• **Aim**
Pictures do not belong in the copy, so please give every entry below again exactly.

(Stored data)
◇ ◇ ◇ ◇ ◇
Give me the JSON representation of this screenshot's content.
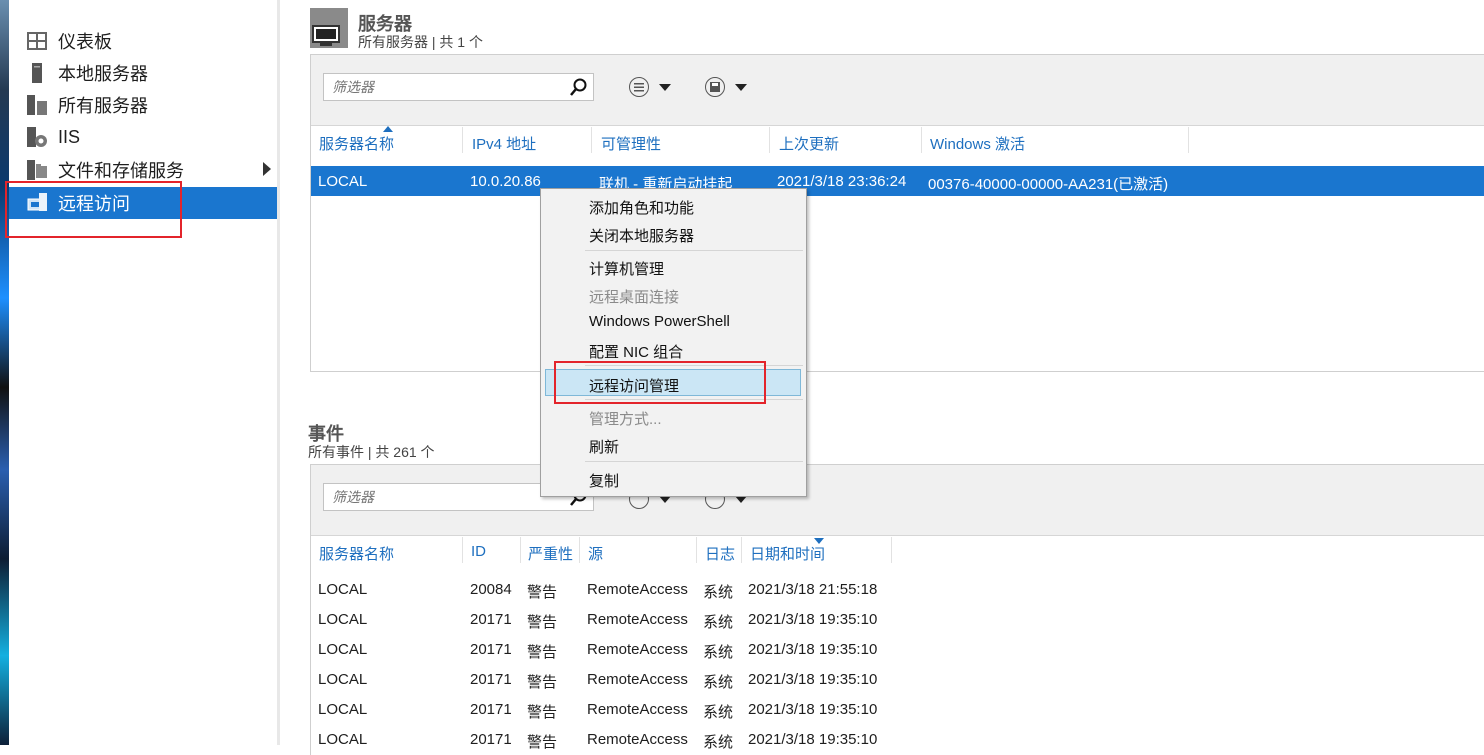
{
  "sidebar": {
    "items": [
      {
        "label": "仪表板",
        "icon": "dashboard-icon"
      },
      {
        "label": "本地服务器",
        "icon": "server-icon"
      },
      {
        "label": "所有服务器",
        "icon": "servers-icon"
      },
      {
        "label": "IIS",
        "icon": "iis-icon"
      },
      {
        "label": "文件和存储服务",
        "icon": "file-storage-icon"
      },
      {
        "label": "远程访问",
        "icon": "remote-access-icon"
      }
    ]
  },
  "servers": {
    "title": "服务器",
    "subtitle": "所有服务器 | 共 1 个",
    "filter_placeholder": "筛选器",
    "columns": [
      "服务器名称",
      "IPv4 地址",
      "可管理性",
      "上次更新",
      "Windows 激活"
    ],
    "rows": [
      [
        "LOCAL",
        "10.0.20.86",
        "联机 - 重新启动挂起",
        "2021/3/18 23:36:24",
        "00376-40000-00000-AA231(已激活)"
      ]
    ]
  },
  "context_menu": {
    "items": [
      {
        "label": "添加角色和功能",
        "enabled": true
      },
      {
        "label": "关闭本地服务器",
        "enabled": true
      },
      {
        "label": "计算机管理",
        "enabled": true
      },
      {
        "label": "远程桌面连接",
        "enabled": false
      },
      {
        "label": "Windows PowerShell",
        "enabled": true
      },
      {
        "label": "配置 NIC 组合",
        "enabled": true
      },
      {
        "label": "远程访问管理",
        "enabled": true
      },
      {
        "label": "管理方式...",
        "enabled": false
      },
      {
        "label": "刷新",
        "enabled": true
      },
      {
        "label": "复制",
        "enabled": true
      }
    ]
  },
  "events": {
    "title": "事件",
    "subtitle": "所有事件 | 共 261 个",
    "filter_placeholder": "筛选器",
    "columns": [
      "服务器名称",
      "ID",
      "严重性",
      "源",
      "日志",
      "日期和时间"
    ],
    "rows": [
      [
        "LOCAL",
        "20084",
        "警告",
        "RemoteAccess",
        "系统",
        "2021/3/18 21:55:18"
      ],
      [
        "LOCAL",
        "20171",
        "警告",
        "RemoteAccess",
        "系统",
        "2021/3/18 19:35:10"
      ],
      [
        "LOCAL",
        "20171",
        "警告",
        "RemoteAccess",
        "系统",
        "2021/3/18 19:35:10"
      ],
      [
        "LOCAL",
        "20171",
        "警告",
        "RemoteAccess",
        "系统",
        "2021/3/18 19:35:10"
      ],
      [
        "LOCAL",
        "20171",
        "警告",
        "RemoteAccess",
        "系统",
        "2021/3/18 19:35:10"
      ],
      [
        "LOCAL",
        "20171",
        "警告",
        "RemoteAccess",
        "系统",
        "2021/3/18 19:35:10"
      ]
    ]
  },
  "colors": {
    "accent": "#1a76cf",
    "highlight_annotation": "#e3242b",
    "menu_hover": "#cbe6f5"
  }
}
◇ ◇ ◇ ◇ ◇
• **Result**
Give me the JSON representation of this screenshot's content.
{
  "sidebar": {
    "items": [
      {
        "label": "仪表板",
        "icon": "dashboard-icon"
      },
      {
        "label": "本地服务器",
        "icon": "server-icon"
      },
      {
        "label": "所有服务器",
        "icon": "servers-icon"
      },
      {
        "label": "IIS",
        "icon": "iis-icon"
      },
      {
        "label": "文件和存储服务",
        "icon": "file-storage-icon"
      },
      {
        "label": "远程访问",
        "icon": "remote-access-icon"
      }
    ]
  },
  "servers": {
    "title": "服务器",
    "subtitle": "所有服务器 | 共 1 个",
    "filter_placeholder": "筛选器",
    "columns": [
      "服务器名称",
      "IPv4 地址",
      "可管理性",
      "上次更新",
      "Windows 激活"
    ],
    "rows": [
      [
        "LOCAL",
        "10.0.20.86",
        "联机 - 重新启动挂起",
        "2021/3/18 23:36:24",
        "00376-40000-00000-AA231(已激活)"
      ]
    ]
  },
  "context_menu": {
    "items": [
      {
        "label": "添加角色和功能",
        "enabled": true
      },
      {
        "label": "关闭本地服务器",
        "enabled": true
      },
      {
        "label": "计算机管理",
        "enabled": true
      },
      {
        "label": "远程桌面连接",
        "enabled": false
      },
      {
        "label": "Windows PowerShell",
        "enabled": true
      },
      {
        "label": "配置 NIC 组合",
        "enabled": true
      },
      {
        "label": "远程访问管理",
        "enabled": true
      },
      {
        "label": "管理方式...",
        "enabled": false
      },
      {
        "label": "刷新",
        "enabled": true
      },
      {
        "label": "复制",
        "enabled": true
      }
    ]
  },
  "events": {
    "title": "事件",
    "subtitle": "所有事件 | 共 261 个",
    "filter_placeholder": "筛选器",
    "columns": [
      "服务器名称",
      "ID",
      "严重性",
      "源",
      "日志",
      "日期和时间"
    ],
    "rows": [
      [
        "LOCAL",
        "20084",
        "警告",
        "RemoteAccess",
        "系统",
        "2021/3/18 21:55:18"
      ],
      [
        "LOCAL",
        "20171",
        "警告",
        "RemoteAccess",
        "系统",
        "2021/3/18 19:35:10"
      ],
      [
        "LOCAL",
        "20171",
        "警告",
        "RemoteAccess",
        "系统",
        "2021/3/18 19:35:10"
      ],
      [
        "LOCAL",
        "20171",
        "警告",
        "RemoteAccess",
        "系统",
        "2021/3/18 19:35:10"
      ],
      [
        "LOCAL",
        "20171",
        "警告",
        "RemoteAccess",
        "系统",
        "2021/3/18 19:35:10"
      ],
      [
        "LOCAL",
        "20171",
        "警告",
        "RemoteAccess",
        "系统",
        "2021/3/18 19:35:10"
      ]
    ]
  },
  "colors": {
    "accent": "#1a76cf",
    "highlight_annotation": "#e3242b",
    "menu_hover": "#cbe6f5"
  }
}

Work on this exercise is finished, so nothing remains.